An exact determination of the maximum spatial extent of the S1 flow is more difficult as we do not see the classical shell formation signature for it as we sample across velocities, like we do for S2. Instead its spatial extent varies over the channel maps with evidence of discrete clumps being present in many of these maps. At 20% of maximum emission in the integrated intensity S1 map (i.e., composed of all channels between −9 km s⁻¹ → +10.6 km s⁻¹) the S1 flow extends out to a mean distance of ∼4'' and is even more extended in the S–W direction due to the presence of the second emission feature in the compact configuration data sets. The HPBW of 09 is not sufficient to determine whether the S1 flow is discrete or an extension of the current wind phase seen in ultraviolet spectra, e.g., Carpenter & Robinson (1997), and centimeter-radio continuum interferometry (Lim et al. 1998; Harper et al. 2001).

In Table 2 we show the derived continuum flux densities for each of the three configuration image cubes and also the multi-configuration image cube. The high spectral resolution (Δv = 0.65 km s⁻¹) image cubes were just wide enough to image the CO line but were too narrow to make accurate estimates of the continuum flux density. Therefore, all continuum flux density estimates are derived from the lower spectral resolution (Δv = 1.3 km s⁻¹) image cubes from which we were able to take accurate measurements at both sides of the line. We fitted elliptical Gaussians to ∼20 continuum channels using CASA's imfit routine, allowing the flux and corresponding uncertainties to be calculated. The source was unresolved in most of these continuum channels.

» SHORT EXERCISE: Reproduce the stretch of the passage on the S1 flow from "In Table 2 we" through "these continuum channels.". The entries that come next have no connection to the passage on the S1 flow.

» ENTRIES PROVIDED:
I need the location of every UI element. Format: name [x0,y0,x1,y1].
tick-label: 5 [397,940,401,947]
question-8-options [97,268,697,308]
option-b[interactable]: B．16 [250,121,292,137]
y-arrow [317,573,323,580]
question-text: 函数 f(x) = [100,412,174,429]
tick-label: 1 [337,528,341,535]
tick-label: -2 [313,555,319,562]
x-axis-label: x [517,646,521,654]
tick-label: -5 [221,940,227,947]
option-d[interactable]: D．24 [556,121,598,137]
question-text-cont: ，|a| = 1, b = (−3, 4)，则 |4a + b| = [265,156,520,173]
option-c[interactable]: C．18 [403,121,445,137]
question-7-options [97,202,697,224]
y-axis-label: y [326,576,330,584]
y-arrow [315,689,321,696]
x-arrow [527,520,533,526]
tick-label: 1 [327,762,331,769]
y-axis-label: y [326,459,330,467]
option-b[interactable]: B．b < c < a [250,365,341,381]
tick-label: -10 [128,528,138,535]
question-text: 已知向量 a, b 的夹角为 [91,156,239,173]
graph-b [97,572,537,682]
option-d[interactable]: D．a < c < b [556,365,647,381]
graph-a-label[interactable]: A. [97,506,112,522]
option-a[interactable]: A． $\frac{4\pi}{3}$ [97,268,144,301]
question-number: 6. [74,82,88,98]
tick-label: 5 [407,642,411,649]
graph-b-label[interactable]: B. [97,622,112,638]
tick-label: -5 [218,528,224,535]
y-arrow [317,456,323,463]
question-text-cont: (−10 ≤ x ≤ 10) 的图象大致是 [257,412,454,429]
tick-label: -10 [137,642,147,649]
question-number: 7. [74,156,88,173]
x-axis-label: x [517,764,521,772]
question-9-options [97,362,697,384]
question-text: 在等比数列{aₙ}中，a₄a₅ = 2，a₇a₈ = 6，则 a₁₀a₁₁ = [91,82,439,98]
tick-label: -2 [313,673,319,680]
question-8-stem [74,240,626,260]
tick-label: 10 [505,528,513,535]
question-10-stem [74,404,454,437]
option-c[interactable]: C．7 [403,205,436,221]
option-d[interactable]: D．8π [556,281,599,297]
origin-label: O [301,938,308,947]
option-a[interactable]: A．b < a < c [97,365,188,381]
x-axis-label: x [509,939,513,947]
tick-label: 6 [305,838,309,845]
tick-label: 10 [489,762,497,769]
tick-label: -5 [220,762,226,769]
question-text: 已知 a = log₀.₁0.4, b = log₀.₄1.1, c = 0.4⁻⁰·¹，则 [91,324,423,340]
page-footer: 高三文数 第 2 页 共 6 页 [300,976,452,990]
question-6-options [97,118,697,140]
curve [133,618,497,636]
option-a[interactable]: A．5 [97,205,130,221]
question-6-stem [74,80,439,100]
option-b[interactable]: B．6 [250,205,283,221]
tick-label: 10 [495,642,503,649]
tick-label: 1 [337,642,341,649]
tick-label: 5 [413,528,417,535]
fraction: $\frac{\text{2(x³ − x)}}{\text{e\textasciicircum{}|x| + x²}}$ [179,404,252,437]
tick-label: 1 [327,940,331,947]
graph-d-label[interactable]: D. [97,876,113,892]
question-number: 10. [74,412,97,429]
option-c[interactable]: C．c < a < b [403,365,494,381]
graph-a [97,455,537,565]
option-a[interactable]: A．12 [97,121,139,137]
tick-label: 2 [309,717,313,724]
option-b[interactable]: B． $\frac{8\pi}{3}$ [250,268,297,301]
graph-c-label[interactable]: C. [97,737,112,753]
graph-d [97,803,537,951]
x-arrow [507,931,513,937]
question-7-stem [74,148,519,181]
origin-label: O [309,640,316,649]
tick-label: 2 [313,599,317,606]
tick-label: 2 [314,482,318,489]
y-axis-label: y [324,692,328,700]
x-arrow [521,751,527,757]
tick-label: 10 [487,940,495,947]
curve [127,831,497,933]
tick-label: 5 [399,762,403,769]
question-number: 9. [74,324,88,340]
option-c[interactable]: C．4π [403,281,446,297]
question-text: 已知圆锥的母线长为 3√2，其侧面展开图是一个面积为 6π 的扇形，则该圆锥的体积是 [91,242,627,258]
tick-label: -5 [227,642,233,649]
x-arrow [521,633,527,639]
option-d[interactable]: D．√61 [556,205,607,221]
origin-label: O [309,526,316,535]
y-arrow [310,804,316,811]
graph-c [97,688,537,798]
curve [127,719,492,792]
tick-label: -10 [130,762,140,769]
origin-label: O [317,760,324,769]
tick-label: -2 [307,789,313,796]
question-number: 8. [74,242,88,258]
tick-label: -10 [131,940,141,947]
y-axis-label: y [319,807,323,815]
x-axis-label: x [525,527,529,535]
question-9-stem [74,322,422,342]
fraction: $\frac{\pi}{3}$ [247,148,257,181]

» FINAL RESULT:
In Table 2 we show the derived continuum flux densities for each of the three configuration image cubes and also the multi-configuration image cube. The high spectral resolution (Δv = 0.65 km s⁻¹) image cubes were just wide enough to image the CO line but were too narrow to make accurate estimates of the continuum flux density. Therefore, all continuum flux density estimates are derived from the lower spectral resolution (Δv = 1.3 km s⁻¹) image cubes from which we were able to take accurate measurements at both sides of the line. We fitted elliptical Gaussians to ∼20 continuum channels using CASA's imfit routine, allowing the flux and corresponding uncertainties to be calculated. The source was unresolved in most of these continuum channels.